— Start Stored records —

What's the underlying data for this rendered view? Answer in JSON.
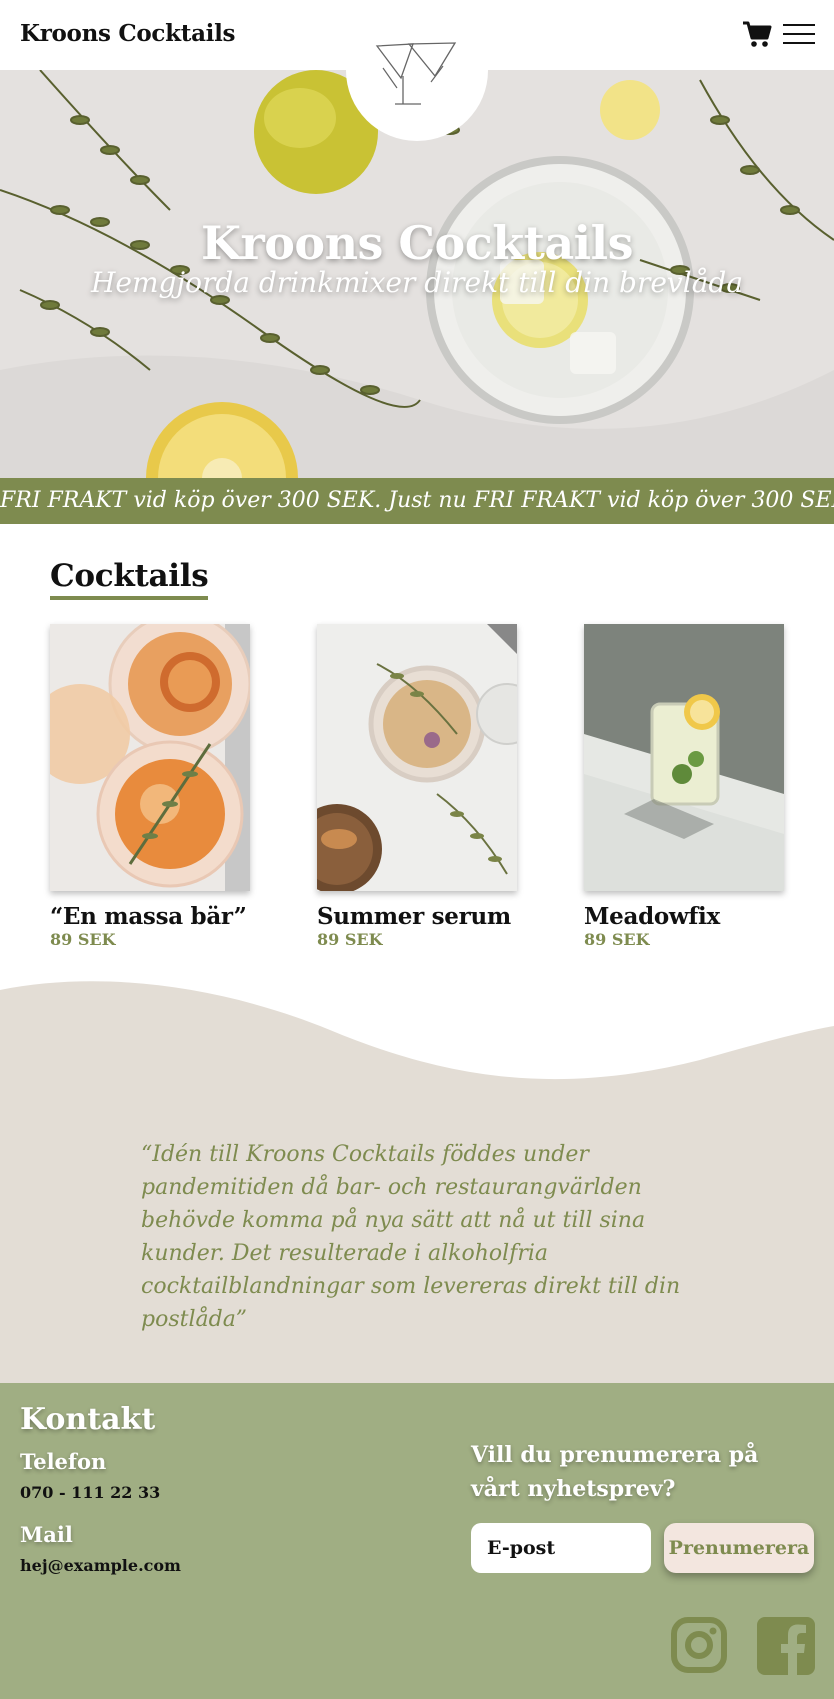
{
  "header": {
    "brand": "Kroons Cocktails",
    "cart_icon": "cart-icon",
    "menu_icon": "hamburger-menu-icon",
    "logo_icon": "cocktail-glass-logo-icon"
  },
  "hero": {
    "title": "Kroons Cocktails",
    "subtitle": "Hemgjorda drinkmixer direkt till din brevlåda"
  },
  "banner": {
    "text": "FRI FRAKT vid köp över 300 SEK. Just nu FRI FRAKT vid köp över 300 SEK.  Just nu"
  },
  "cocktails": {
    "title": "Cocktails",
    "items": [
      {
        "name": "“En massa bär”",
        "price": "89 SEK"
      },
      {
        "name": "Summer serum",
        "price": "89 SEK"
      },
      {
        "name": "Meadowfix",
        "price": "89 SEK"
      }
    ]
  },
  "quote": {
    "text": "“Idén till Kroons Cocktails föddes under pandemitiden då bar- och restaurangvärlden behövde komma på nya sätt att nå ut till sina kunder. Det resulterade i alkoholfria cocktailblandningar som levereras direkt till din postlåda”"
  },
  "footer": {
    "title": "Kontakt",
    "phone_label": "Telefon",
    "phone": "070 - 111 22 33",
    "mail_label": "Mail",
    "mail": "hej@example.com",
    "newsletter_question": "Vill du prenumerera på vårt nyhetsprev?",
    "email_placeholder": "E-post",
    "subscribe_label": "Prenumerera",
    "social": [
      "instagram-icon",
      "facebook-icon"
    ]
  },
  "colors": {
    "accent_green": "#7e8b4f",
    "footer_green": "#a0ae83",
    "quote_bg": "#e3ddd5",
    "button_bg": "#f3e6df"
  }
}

— End Stored records —
— Start Stored records —

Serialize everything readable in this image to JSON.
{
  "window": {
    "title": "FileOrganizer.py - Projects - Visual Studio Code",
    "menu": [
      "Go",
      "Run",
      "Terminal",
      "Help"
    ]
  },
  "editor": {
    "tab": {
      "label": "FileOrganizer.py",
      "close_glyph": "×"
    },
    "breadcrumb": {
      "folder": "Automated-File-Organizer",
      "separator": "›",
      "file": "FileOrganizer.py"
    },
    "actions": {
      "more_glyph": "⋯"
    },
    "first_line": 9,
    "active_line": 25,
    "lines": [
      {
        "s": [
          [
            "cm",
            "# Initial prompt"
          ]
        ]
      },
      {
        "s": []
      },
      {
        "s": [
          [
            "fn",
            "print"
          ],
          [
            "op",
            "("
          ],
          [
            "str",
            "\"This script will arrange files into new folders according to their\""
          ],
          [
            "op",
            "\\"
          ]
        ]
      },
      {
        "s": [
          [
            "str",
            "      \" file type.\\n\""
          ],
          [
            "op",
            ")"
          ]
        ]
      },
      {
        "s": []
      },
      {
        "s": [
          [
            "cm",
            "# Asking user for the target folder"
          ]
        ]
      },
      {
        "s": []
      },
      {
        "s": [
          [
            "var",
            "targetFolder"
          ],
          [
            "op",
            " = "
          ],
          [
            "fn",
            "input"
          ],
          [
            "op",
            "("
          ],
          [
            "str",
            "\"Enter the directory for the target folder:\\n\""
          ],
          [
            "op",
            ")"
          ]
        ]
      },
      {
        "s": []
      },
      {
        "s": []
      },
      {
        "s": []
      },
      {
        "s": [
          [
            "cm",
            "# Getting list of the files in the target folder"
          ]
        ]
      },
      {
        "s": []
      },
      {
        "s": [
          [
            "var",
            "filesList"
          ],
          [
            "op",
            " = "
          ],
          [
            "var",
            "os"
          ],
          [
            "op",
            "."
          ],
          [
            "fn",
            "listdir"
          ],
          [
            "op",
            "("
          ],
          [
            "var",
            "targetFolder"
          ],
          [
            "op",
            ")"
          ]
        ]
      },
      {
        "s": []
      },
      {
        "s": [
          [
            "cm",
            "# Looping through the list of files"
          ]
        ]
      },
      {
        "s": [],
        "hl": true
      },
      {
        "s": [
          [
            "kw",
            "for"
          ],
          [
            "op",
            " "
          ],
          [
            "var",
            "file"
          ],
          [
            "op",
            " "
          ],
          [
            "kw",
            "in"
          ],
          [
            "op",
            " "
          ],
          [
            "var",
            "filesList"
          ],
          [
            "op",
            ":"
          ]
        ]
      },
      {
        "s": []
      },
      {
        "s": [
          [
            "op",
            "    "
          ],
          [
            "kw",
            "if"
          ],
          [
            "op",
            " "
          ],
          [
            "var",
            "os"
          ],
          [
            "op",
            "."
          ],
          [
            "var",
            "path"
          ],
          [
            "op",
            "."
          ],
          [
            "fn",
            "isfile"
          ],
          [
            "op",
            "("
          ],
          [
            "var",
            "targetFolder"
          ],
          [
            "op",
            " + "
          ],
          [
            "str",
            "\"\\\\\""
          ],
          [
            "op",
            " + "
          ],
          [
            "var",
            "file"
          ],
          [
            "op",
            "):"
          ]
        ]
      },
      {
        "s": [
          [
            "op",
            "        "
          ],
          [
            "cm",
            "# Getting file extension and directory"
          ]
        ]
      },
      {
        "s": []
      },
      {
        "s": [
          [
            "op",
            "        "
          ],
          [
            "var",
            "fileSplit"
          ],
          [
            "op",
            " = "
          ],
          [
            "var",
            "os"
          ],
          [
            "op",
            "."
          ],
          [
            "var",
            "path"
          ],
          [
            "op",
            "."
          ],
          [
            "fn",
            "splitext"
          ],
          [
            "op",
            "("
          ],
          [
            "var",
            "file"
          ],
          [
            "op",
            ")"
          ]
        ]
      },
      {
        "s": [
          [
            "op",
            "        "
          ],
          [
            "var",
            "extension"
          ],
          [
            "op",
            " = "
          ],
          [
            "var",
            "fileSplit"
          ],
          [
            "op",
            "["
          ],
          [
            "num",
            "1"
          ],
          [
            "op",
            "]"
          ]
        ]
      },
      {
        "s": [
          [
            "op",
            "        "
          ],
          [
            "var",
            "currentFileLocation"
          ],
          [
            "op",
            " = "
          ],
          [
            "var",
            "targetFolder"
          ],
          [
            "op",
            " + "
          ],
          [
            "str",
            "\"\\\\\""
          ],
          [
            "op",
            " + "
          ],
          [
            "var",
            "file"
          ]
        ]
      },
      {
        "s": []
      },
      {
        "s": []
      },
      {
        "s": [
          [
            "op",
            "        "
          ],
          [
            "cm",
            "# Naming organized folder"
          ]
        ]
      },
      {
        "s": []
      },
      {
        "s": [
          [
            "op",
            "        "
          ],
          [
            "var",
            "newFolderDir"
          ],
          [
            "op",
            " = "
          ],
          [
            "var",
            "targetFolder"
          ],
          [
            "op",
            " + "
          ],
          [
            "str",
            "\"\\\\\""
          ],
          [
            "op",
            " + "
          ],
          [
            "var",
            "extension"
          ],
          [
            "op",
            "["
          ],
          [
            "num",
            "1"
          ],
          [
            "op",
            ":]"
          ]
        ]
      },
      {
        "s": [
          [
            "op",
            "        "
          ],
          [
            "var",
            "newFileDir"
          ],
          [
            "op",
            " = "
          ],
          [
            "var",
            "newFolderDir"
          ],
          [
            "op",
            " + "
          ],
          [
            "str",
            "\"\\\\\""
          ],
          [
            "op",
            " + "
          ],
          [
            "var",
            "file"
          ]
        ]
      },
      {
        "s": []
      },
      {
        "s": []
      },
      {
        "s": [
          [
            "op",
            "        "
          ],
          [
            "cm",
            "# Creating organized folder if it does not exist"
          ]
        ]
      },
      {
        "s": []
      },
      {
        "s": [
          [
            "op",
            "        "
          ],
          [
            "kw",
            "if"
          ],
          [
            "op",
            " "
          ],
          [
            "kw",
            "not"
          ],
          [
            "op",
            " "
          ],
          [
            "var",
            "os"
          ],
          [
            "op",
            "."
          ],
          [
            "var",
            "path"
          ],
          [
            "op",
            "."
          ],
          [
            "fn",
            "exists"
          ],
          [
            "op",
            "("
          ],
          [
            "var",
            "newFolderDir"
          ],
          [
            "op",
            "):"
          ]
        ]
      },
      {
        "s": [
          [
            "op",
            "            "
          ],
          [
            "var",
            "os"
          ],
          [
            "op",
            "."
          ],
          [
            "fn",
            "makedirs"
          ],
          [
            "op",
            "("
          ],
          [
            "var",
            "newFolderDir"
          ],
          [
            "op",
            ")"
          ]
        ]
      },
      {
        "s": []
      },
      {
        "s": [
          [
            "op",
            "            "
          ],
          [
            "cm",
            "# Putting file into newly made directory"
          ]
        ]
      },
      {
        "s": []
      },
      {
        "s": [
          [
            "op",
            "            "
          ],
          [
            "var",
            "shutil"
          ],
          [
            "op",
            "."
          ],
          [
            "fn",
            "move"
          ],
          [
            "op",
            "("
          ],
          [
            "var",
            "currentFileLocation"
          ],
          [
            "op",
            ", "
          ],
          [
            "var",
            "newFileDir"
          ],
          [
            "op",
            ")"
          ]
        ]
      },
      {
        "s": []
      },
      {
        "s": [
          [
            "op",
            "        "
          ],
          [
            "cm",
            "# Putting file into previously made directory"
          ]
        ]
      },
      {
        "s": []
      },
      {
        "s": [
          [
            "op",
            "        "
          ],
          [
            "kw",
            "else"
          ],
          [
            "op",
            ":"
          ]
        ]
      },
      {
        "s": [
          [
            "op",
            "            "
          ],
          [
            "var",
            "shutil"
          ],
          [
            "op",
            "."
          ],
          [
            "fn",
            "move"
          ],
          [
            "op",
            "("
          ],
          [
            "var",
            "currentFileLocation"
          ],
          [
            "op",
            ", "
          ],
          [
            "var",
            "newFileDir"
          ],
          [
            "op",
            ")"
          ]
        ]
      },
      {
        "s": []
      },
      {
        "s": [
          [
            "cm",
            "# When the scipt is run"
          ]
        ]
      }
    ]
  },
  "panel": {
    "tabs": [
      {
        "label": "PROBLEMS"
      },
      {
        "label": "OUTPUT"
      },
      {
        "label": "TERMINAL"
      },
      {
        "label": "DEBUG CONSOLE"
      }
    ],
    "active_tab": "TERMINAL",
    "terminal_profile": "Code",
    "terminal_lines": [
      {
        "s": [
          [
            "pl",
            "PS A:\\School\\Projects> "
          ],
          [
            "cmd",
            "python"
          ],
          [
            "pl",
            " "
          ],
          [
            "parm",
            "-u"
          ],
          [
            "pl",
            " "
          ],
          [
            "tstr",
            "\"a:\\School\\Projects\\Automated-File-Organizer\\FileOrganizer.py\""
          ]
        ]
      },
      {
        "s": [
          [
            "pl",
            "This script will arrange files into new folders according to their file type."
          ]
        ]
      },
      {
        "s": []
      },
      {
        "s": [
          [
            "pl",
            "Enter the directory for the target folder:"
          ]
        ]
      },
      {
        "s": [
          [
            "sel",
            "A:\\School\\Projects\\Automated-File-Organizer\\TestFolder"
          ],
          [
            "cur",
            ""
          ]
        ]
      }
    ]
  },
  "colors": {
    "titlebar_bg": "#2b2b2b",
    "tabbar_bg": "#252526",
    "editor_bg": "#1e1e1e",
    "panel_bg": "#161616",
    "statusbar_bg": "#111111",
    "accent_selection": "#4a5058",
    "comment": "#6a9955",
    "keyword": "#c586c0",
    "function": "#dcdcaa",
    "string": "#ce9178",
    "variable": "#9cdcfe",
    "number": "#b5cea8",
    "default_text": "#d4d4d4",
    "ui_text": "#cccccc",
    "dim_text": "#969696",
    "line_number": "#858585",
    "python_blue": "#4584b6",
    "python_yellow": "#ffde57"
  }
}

— End Stored records —

Pick out the lines that include the word "direkt" and write them out.

    "subtitle": "Hemgjorda drinkmixer direkt till din brevlåda"
    "text": "“Idén till Kroons Cocktails föddes under pandemitiden då bar- och restaurangvärlden behövde komma på nya sätt att nå ut till sina kunder. Det resulterade i alkoholfria cocktailblandningar som levereras direkt till din postlåda”"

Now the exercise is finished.